What needs to be done: Leaving out the pictures, please retype each record exactly.

··· Record list

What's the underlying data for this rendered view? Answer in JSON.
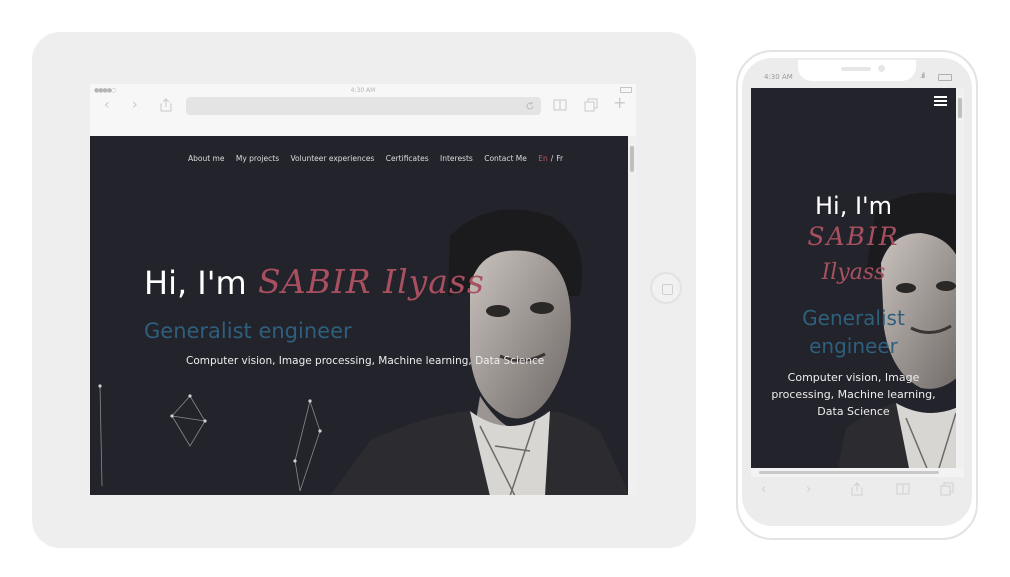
{
  "tablet": {
    "status_time": "4:30 AM",
    "nav": {
      "items": [
        "About me",
        "My projects",
        "Volunteer experiences",
        "Certificates",
        "Interests",
        "Contact Me"
      ],
      "lang_en": "En",
      "lang_sep": "/",
      "lang_fr": "Fr"
    },
    "hero": {
      "greeting": "Hi, I'm",
      "name": "SABIR Ilyass",
      "role": "Generalist engineer",
      "skills": "Computer vision, Image processing, Machine learning, Data Science"
    }
  },
  "phone": {
    "status_time": "4:30 AM",
    "hero": {
      "greeting": "Hi, I'm",
      "name_line1": "SABIR",
      "name_line2": "Ilyass",
      "role_line1": "Generalist",
      "role_line2": "engineer",
      "skills": "Computer vision, Image processing, Machine learning, Data Science"
    }
  },
  "colors": {
    "page_bg": "#23232b",
    "name_accent": "#a8505f",
    "role_accent": "#2e5f7d",
    "device_frame": "#eeeeee"
  },
  "icons": [
    "back-icon",
    "forward-icon",
    "share-icon",
    "reload-icon",
    "book-icon",
    "tabs-icon",
    "plus-icon",
    "hamburger-menu-icon"
  ]
}
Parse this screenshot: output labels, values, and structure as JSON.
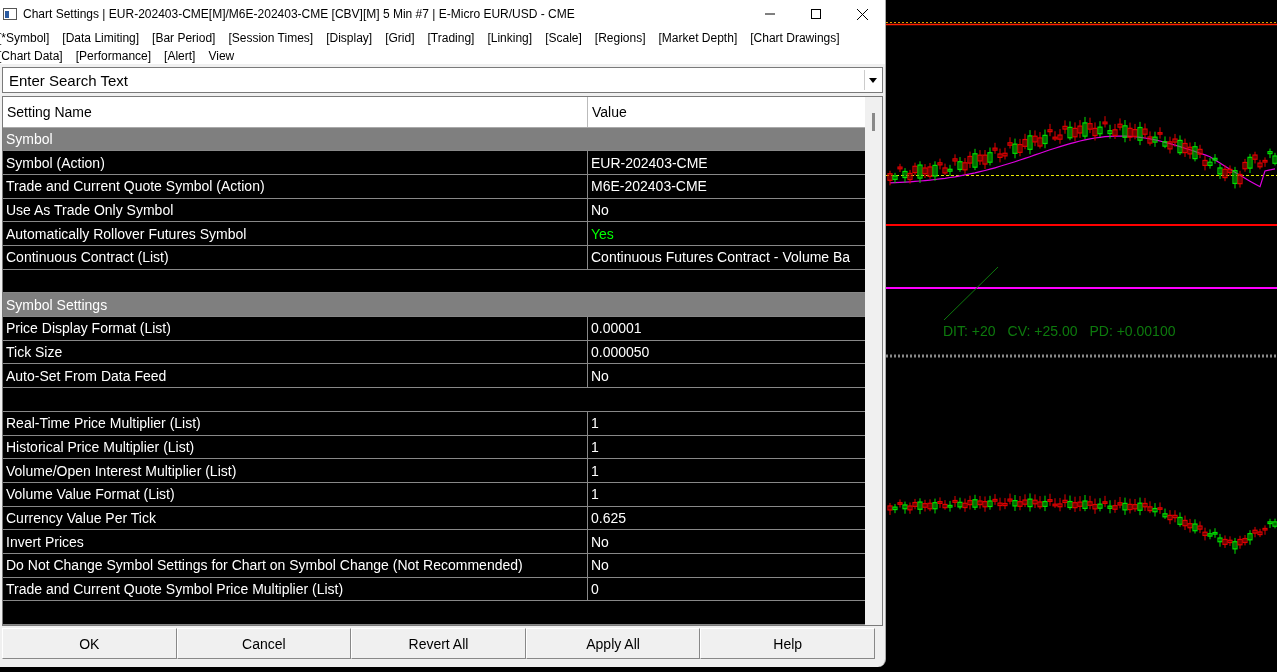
{
  "window": {
    "title": "Chart Settings | EUR-202403-CME[M]/M6E-202403-CME [CBV][M]  5 Min  #7 | E-Micro EUR/USD - CME"
  },
  "tabs": [
    "[*Symbol]",
    "[Data Limiting]",
    "[Bar Period]",
    "[Session Times]",
    "[Display]",
    "[Grid]",
    "[Trading]",
    "[Linking]",
    "[Scale]",
    "[Regions]",
    "[Market Depth]",
    "[Chart Drawings]",
    "[Chart Data]",
    "[Performance]",
    "[Alert]",
    "View"
  ],
  "search": {
    "placeholder": "Enter Search Text"
  },
  "table": {
    "columns": [
      "Setting Name",
      "Value"
    ],
    "rows": [
      {
        "kind": "section",
        "name": "Symbol"
      },
      {
        "kind": "setting",
        "name": "Symbol (Action)",
        "value": "EUR-202403-CME"
      },
      {
        "kind": "setting",
        "name": "Trade and Current Quote Symbol (Action)",
        "value": "M6E-202403-CME"
      },
      {
        "kind": "setting",
        "name": "Use As Trade Only Symbol",
        "value": "No"
      },
      {
        "kind": "setting",
        "name": "Automatically Rollover Futures Symbol",
        "value": "Yes",
        "color": "#00ff00"
      },
      {
        "kind": "setting",
        "name": "Continuous Contract (List)",
        "value": "Continuous Futures Contract - Volume Ba"
      },
      {
        "kind": "blank"
      },
      {
        "kind": "section",
        "name": "Symbol Settings"
      },
      {
        "kind": "setting",
        "name": "Price Display Format (List)",
        "value": "0.00001"
      },
      {
        "kind": "setting",
        "name": "Tick Size",
        "value": "0.000050"
      },
      {
        "kind": "setting",
        "name": "Auto-Set From Data Feed",
        "value": "No"
      },
      {
        "kind": "blank"
      },
      {
        "kind": "setting",
        "name": "Real-Time Price Multiplier (List)",
        "value": "1"
      },
      {
        "kind": "setting",
        "name": "Historical Price Multiplier (List)",
        "value": "1"
      },
      {
        "kind": "setting",
        "name": "Volume/Open Interest Multiplier (List)",
        "value": "1"
      },
      {
        "kind": "setting",
        "name": "Volume Value Format (List)",
        "value": "1"
      },
      {
        "kind": "setting",
        "name": "Currency Value Per Tick",
        "value": "0.625"
      },
      {
        "kind": "setting",
        "name": "Invert Prices",
        "value": "No"
      },
      {
        "kind": "setting",
        "name": "Do Not Change Symbol Settings for Chart on Symbol Change (Not Recommended)",
        "value": "No"
      },
      {
        "kind": "setting",
        "name": "Trade and Current Quote Symbol Price Multiplier (List)",
        "value": "0"
      },
      {
        "kind": "blank"
      }
    ]
  },
  "buttons": [
    "OK",
    "Cancel",
    "Revert All",
    "Apply All",
    "Help"
  ],
  "chart": {
    "readouts": [
      "DIT: +20",
      "CV: +25.00",
      "PD: +0.00100"
    ]
  }
}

······

Task output:
What's the underlying data for this rendered view? Answer in JSON.
{
  "tablet": {
    "status_time": "4:30 AM",
    "nav": {
      "items": [
        "About me",
        "My projects",
        "Volunteer experiences",
        "Certificates",
        "Interests",
        "Contact Me"
      ],
      "lang_en": "En",
      "lang_sep": "/",
      "lang_fr": "Fr"
    },
    "hero": {
      "greeting": "Hi, I'm",
      "name": "SABIR Ilyass",
      "role": "Generalist engineer",
      "skills": "Computer vision, Image processing, Machine learning, Data Science"
    }
  },
  "phone": {
    "status_time": "4:30 AM",
    "hero": {
      "greeting": "Hi, I'm",
      "name_line1": "SABIR",
      "name_line2": "Ilyass",
      "role_line1": "Generalist",
      "role_line2": "engineer",
      "skills": "Computer vision, Image processing, Machine learning, Data Science"
    }
  },
  "colors": {
    "page_bg": "#23232b",
    "name_accent": "#a8505f",
    "role_accent": "#2e5f7d",
    "device_frame": "#eeeeee"
  },
  "icons": [
    "back-icon",
    "forward-icon",
    "share-icon",
    "reload-icon",
    "book-icon",
    "tabs-icon",
    "plus-icon",
    "hamburger-menu-icon"
  ]
}
Parse this screenshot: output labels, values, and structure as JSON.
{
  "window": {
    "title": "Chart Settings | EUR-202403-CME[M]/M6E-202403-CME [CBV][M]  5 Min  #7 | E-Micro EUR/USD - CME"
  },
  "tabs": [
    "[*Symbol]",
    "[Data Limiting]",
    "[Bar Period]",
    "[Session Times]",
    "[Display]",
    "[Grid]",
    "[Trading]",
    "[Linking]",
    "[Scale]",
    "[Regions]",
    "[Market Depth]",
    "[Chart Drawings]",
    "[Chart Data]",
    "[Performance]",
    "[Alert]",
    "View"
  ],
  "search": {
    "placeholder": "Enter Search Text"
  },
  "table": {
    "columns": [
      "Setting Name",
      "Value"
    ],
    "rows": [
      {
        "kind": "section",
        "name": "Symbol"
      },
      {
        "kind": "setting",
        "name": "Symbol (Action)",
        "value": "EUR-202403-CME"
      },
      {
        "kind": "setting",
        "name": "Trade and Current Quote Symbol (Action)",
        "value": "M6E-202403-CME"
      },
      {
        "kind": "setting",
        "name": "Use As Trade Only Symbol",
        "value": "No"
      },
      {
        "kind": "setting",
        "name": "Automatically Rollover Futures Symbol",
        "value": "Yes",
        "color": "#00ff00"
      },
      {
        "kind": "setting",
        "name": "Continuous Contract (List)",
        "value": "Continuous Futures Contract - Volume Ba"
      },
      {
        "kind": "blank"
      },
      {
        "kind": "section",
        "name": "Symbol Settings"
      },
      {
        "kind": "setting",
        "name": "Price Display Format (List)",
        "value": "0.00001"
      },
      {
        "kind": "setting",
        "name": "Tick Size",
        "value": "0.000050"
      },
      {
        "kind": "setting",
        "name": "Auto-Set From Data Feed",
        "value": "No"
      },
      {
        "kind": "blank"
      },
      {
        "kind": "setting",
        "name": "Real-Time Price Multiplier (List)",
        "value": "1"
      },
      {
        "kind": "setting",
        "name": "Historical Price Multiplier (List)",
        "value": "1"
      },
      {
        "kind": "setting",
        "name": "Volume/Open Interest Multiplier (List)",
        "value": "1"
      },
      {
        "kind": "setting",
        "name": "Volume Value Format (List)",
        "value": "1"
      },
      {
        "kind": "setting",
        "name": "Currency Value Per Tick",
        "value": "0.625"
      },
      {
        "kind": "setting",
        "name": "Invert Prices",
        "value": "No"
      },
      {
        "kind": "setting",
        "name": "Do Not Change Symbol Settings for Chart on Symbol Change (Not Recommended)",
        "value": "No"
      },
      {
        "kind": "setting",
        "name": "Trade and Current Quote Symbol Price Multiplier (List)",
        "value": "0"
      },
      {
        "kind": "blank"
      }
    ]
  },
  "buttons": [
    "OK",
    "Cancel",
    "Revert All",
    "Apply All",
    "Help"
  ],
  "chart": {
    "readouts": [
      "DIT: +20",
      "CV: +25.00",
      "PD: +0.00100"
    ]
  }
}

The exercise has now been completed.